What is needed → Retype the rows below line for line, with no changes.

Some rows →
################

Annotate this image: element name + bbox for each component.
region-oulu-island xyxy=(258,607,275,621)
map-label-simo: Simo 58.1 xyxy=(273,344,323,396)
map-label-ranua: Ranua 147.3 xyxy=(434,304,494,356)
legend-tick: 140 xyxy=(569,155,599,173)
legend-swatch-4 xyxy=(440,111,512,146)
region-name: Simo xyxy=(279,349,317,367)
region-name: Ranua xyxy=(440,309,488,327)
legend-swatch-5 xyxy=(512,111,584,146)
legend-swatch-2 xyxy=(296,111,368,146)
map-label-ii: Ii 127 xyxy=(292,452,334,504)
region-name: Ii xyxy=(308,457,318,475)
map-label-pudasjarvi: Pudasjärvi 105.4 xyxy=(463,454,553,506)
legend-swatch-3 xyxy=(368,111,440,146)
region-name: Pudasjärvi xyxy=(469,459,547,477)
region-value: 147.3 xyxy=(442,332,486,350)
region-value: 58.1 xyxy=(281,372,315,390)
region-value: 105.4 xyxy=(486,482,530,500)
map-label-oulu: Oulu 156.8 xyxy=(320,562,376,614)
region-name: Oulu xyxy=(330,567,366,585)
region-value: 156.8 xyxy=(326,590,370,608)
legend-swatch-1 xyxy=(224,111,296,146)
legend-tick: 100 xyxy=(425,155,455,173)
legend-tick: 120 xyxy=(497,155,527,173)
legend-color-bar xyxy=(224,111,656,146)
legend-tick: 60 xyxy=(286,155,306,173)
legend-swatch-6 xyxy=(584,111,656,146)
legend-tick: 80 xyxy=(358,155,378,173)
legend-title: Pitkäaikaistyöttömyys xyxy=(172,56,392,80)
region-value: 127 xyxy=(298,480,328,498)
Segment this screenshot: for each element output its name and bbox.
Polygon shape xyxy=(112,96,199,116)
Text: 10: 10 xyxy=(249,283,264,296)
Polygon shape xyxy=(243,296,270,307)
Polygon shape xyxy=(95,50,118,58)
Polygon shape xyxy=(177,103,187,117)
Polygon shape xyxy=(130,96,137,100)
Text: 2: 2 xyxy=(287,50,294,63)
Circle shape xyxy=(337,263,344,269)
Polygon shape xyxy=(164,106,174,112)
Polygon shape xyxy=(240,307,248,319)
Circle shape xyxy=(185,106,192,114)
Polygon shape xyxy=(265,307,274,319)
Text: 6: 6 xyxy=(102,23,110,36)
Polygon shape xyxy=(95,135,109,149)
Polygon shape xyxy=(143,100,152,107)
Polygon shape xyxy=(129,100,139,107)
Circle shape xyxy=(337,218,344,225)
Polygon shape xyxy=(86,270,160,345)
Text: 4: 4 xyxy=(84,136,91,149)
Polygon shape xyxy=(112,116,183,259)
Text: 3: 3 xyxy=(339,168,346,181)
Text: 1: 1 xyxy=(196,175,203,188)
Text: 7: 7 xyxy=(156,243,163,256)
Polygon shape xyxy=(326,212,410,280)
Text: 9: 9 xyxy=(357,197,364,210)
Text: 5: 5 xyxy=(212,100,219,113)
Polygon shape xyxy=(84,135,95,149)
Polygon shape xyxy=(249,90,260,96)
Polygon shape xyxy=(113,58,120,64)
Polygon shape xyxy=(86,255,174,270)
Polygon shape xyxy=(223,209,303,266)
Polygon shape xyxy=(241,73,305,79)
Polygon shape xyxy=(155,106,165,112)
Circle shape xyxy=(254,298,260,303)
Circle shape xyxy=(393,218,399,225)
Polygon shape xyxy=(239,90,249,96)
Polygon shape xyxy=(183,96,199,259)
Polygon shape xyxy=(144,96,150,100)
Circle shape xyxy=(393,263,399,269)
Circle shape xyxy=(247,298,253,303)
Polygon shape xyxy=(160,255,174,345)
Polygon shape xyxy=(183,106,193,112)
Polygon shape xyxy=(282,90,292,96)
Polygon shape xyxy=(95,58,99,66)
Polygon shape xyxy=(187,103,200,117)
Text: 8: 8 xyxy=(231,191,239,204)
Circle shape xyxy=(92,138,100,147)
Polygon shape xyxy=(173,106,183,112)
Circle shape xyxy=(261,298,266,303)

################

Response to the exercise →
Annotate this image: element name + bbox for each component.
region-oulu-island xyxy=(258,607,275,621)
map-label-simo: Simo 58.1 xyxy=(273,344,323,396)
map-label-ranua: Ranua 147.3 xyxy=(434,304,494,356)
legend-tick: 140 xyxy=(569,155,599,173)
legend-swatch-4 xyxy=(440,111,512,146)
region-name: Simo xyxy=(279,349,317,367)
region-name: Ranua xyxy=(440,309,488,327)
legend-swatch-5 xyxy=(512,111,584,146)
legend-swatch-2 xyxy=(296,111,368,146)
map-label-ii: Ii 127 xyxy=(292,452,334,504)
region-name: Ii xyxy=(308,457,318,475)
map-label-pudasjarvi: Pudasjärvi 105.4 xyxy=(463,454,553,506)
legend-swatch-3 xyxy=(368,111,440,146)
region-name: Pudasjärvi xyxy=(469,459,547,477)
region-value: 147.3 xyxy=(442,332,486,350)
region-value: 58.1 xyxy=(281,372,315,390)
region-value: 105.4 xyxy=(486,482,530,500)
map-label-oulu: Oulu 156.8 xyxy=(320,562,376,614)
region-name: Oulu xyxy=(330,567,366,585)
region-value: 156.8 xyxy=(326,590,370,608)
legend-swatch-1 xyxy=(224,111,296,146)
legend-tick: 100 xyxy=(425,155,455,173)
legend-tick: 120 xyxy=(497,155,527,173)
legend-color-bar xyxy=(224,111,656,146)
legend-tick: 60 xyxy=(286,155,306,173)
legend-swatch-6 xyxy=(584,111,656,146)
legend-tick: 80 xyxy=(358,155,378,173)
legend-title: Pitkäaikaistyöttömyys xyxy=(172,56,392,80)
region-value: 127 xyxy=(298,480,328,498)
Segment this screenshot: for each element output its name and bbox.
Polygon shape xyxy=(112,96,199,116)
Text: 10: 10 xyxy=(249,283,264,296)
Polygon shape xyxy=(243,296,270,307)
Polygon shape xyxy=(95,50,118,58)
Polygon shape xyxy=(177,103,187,117)
Polygon shape xyxy=(130,96,137,100)
Text: 2: 2 xyxy=(287,50,294,63)
Circle shape xyxy=(337,263,344,269)
Polygon shape xyxy=(164,106,174,112)
Polygon shape xyxy=(240,307,248,319)
Circle shape xyxy=(185,106,192,114)
Polygon shape xyxy=(265,307,274,319)
Text: 6: 6 xyxy=(102,23,110,36)
Polygon shape xyxy=(95,135,109,149)
Polygon shape xyxy=(143,100,152,107)
Polygon shape xyxy=(129,100,139,107)
Circle shape xyxy=(337,218,344,225)
Polygon shape xyxy=(86,270,160,345)
Text: 4: 4 xyxy=(84,136,91,149)
Polygon shape xyxy=(112,116,183,259)
Text: 3: 3 xyxy=(339,168,346,181)
Text: 1: 1 xyxy=(196,175,203,188)
Text: 7: 7 xyxy=(156,243,163,256)
Polygon shape xyxy=(326,212,410,280)
Text: 9: 9 xyxy=(357,197,364,210)
Text: 5: 5 xyxy=(212,100,219,113)
Polygon shape xyxy=(84,135,95,149)
Polygon shape xyxy=(249,90,260,96)
Polygon shape xyxy=(113,58,120,64)
Polygon shape xyxy=(86,255,174,270)
Polygon shape xyxy=(223,209,303,266)
Polygon shape xyxy=(241,73,305,79)
Polygon shape xyxy=(155,106,165,112)
Circle shape xyxy=(254,298,260,303)
Circle shape xyxy=(393,218,399,225)
Polygon shape xyxy=(239,90,249,96)
Polygon shape xyxy=(183,96,199,259)
Polygon shape xyxy=(144,96,150,100)
Circle shape xyxy=(393,263,399,269)
Circle shape xyxy=(247,298,253,303)
Polygon shape xyxy=(160,255,174,345)
Polygon shape xyxy=(183,106,193,112)
Polygon shape xyxy=(282,90,292,96)
Polygon shape xyxy=(95,58,99,66)
Polygon shape xyxy=(187,103,200,117)
Text: 8: 8 xyxy=(231,191,239,204)
Circle shape xyxy=(92,138,100,147)
Polygon shape xyxy=(173,106,183,112)
Circle shape xyxy=(261,298,266,303)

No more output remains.